WALL STREET JOURNAL OP-ED WRITER: WELL, ACTUALLY, CRITICS OF ECONOMIC INEQUALITY ARE EVEN WORSE THAN HITLER

This is how the right shapes the debate: yes, that letter to The Wall Street Journal in which venture capitalist Thomas Perkins described attacks on the 1% as Nazi-esque was widely mocked, and it seemed as if we'd all agreed that his harangue was ovwer the top and ridiculous. But the Journal editorial page isn't backing down -- the right is going to inject this idea into the debate come hell or high water, working it until Jake Tapper or Ruth Marcus or Matt Bai is seriously asking, "Is attacking the 1% like attackling the Jews in Hitler's Germany?" So today the Journal editorial page gives us Harvard's Ruth R. Wisse saying that we can laugh all we want, but critics of increasing economic inequality are actually worse than Hitler:
... is there something to be said for [Perkins's] comparison -- not of Germany and the United States, of course, but of the politics at work in the two situations? The place to begin is at the starting point: with the rise of anti-Semitism....

The German political activist Wilhelm Marr, originally a man of the left, organized a movement in the 1870s that charged Jews with using their skills "to conquer Germany from within." ...

These were some of its typical ploys: Are you unemployed? The Jews have your jobs. Is your family mired in poverty? The Rothschilds have your money. Do you feel more insecure in the city than you did on the land? The Jews are trapping you in factories and charging you exorbitant rents.

... though the origins of modern anti-Semitism may be traced to Germany, anti-Semitism itself remains sui generis and cannot be simply conflated with either Germany or Hitler. True, the latter gained power on a platform of anti-Semitism and then proceeded to put his Final Solution into effect, but the modern organization of politics against the Jews is independent of Nazism....
If I'm reading that right, Wisse is saying that, yeah, Hitler was awful, but he didn't arise in a vacuum -- it was that dirty hippie Wilhelm Marr who created Hitler's ideology; Hitler just practiced what Marr preached. So if you're looking for someone to blame for the Holocaust, don't just blame the actual Nazis -- blame Marr, who sounds an awful lot like a certain movement I could mention that really, really likes drum circles.

══════════

**REQUIRED TASK 1:** Please extract the records from their first line through the line containing "493, 496, 518]", and repeat those lines exactly.

══════════

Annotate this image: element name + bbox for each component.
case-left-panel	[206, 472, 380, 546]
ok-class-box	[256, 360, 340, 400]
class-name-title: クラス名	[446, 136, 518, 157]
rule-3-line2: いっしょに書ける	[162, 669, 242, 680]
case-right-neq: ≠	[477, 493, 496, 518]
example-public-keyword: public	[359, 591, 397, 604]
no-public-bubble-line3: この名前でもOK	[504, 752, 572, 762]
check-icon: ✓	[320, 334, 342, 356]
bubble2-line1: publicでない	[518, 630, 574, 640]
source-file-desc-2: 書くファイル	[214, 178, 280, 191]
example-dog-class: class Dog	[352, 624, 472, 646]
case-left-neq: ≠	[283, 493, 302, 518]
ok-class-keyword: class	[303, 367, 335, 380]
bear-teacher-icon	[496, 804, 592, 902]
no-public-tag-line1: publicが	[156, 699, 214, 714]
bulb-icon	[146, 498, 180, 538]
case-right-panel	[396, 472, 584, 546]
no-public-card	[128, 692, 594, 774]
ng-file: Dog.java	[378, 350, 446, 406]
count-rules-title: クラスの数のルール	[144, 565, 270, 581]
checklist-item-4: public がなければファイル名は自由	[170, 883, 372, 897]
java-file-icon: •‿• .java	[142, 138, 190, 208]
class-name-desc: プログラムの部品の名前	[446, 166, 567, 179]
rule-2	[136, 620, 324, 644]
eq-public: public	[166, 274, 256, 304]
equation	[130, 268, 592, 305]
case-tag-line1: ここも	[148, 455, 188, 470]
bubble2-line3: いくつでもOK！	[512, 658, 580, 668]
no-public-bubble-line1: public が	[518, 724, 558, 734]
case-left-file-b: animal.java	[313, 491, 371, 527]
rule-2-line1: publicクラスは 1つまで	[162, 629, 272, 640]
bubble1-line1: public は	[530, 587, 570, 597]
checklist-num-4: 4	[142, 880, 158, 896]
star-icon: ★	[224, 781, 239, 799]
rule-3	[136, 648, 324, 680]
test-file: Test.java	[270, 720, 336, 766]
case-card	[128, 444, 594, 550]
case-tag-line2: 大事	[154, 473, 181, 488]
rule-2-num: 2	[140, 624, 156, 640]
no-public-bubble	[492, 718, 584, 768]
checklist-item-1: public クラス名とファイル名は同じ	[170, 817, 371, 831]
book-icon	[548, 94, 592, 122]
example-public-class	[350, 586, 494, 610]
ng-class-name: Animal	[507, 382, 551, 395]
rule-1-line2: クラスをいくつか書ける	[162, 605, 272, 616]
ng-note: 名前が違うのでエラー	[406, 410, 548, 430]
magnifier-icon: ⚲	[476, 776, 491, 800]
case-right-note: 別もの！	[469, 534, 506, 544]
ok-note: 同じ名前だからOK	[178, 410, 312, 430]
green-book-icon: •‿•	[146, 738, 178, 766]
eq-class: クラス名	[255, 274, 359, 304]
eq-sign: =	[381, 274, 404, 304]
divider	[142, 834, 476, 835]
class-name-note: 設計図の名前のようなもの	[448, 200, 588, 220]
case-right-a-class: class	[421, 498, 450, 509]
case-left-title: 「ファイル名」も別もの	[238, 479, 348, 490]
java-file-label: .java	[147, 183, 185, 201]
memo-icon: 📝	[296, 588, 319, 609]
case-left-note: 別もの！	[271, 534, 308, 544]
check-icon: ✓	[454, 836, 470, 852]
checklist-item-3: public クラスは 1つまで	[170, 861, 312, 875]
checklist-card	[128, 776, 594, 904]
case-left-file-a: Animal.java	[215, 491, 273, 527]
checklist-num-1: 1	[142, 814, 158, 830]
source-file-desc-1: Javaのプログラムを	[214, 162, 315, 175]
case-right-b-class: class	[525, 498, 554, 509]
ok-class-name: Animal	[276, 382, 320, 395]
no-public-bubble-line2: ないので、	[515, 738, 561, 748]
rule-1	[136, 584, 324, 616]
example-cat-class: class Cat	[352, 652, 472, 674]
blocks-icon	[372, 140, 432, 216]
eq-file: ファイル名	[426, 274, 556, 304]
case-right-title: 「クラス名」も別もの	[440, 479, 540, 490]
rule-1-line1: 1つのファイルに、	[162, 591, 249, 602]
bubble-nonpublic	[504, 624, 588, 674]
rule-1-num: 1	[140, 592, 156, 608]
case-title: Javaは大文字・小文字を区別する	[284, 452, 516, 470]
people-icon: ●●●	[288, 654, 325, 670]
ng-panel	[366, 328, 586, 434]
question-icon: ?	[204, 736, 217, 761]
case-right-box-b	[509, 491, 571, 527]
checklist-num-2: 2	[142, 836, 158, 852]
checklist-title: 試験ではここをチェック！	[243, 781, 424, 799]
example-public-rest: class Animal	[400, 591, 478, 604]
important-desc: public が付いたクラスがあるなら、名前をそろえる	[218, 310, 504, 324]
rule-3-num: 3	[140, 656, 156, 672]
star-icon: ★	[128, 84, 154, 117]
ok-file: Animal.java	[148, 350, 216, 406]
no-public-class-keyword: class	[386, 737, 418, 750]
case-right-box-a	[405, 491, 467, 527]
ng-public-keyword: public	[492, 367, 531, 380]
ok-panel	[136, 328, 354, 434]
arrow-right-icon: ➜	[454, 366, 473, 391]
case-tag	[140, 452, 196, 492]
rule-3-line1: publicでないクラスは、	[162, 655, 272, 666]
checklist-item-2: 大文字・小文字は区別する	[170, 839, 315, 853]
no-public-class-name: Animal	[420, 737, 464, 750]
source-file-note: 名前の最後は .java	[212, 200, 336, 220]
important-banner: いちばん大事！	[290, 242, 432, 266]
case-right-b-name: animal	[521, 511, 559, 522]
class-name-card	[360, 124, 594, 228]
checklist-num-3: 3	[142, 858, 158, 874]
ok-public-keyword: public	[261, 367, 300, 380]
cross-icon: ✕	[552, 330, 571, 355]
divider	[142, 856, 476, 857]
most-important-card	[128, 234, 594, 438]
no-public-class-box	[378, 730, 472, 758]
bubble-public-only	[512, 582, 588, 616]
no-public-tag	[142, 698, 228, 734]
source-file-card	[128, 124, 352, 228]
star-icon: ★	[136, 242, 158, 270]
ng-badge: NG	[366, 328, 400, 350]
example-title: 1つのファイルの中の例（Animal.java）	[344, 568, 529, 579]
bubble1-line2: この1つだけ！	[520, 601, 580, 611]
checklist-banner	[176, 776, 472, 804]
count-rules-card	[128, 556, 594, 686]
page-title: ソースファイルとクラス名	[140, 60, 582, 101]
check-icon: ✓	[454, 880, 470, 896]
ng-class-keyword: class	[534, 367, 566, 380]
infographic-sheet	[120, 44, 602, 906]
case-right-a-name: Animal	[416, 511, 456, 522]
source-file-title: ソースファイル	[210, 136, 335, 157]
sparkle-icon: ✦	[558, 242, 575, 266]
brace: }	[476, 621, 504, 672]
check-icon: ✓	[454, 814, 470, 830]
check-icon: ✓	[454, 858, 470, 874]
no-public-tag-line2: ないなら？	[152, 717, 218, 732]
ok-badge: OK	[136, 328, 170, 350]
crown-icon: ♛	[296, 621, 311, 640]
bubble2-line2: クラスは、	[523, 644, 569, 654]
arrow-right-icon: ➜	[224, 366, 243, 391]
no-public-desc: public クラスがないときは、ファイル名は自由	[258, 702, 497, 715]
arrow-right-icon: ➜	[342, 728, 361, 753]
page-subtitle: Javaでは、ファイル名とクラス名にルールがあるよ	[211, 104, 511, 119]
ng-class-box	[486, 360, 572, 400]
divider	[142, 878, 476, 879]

══════════

**REQUIRED TASK 2:** According to the op-ed, in what decade did Wilhelm Marr organize his movement?

**TASK OUTPUT 1:**
Annotate this image: element name + bbox for each component.
case-left-panel	[206, 472, 380, 546]
ok-class-box	[256, 360, 340, 400]
class-name-title: クラス名	[446, 136, 518, 157]
rule-3-line2: いっしょに書ける	[162, 669, 242, 680]
case-right-neq: ≠	[477, 493, 496, 518]

**TASK OUTPUT 2:** The 1870s.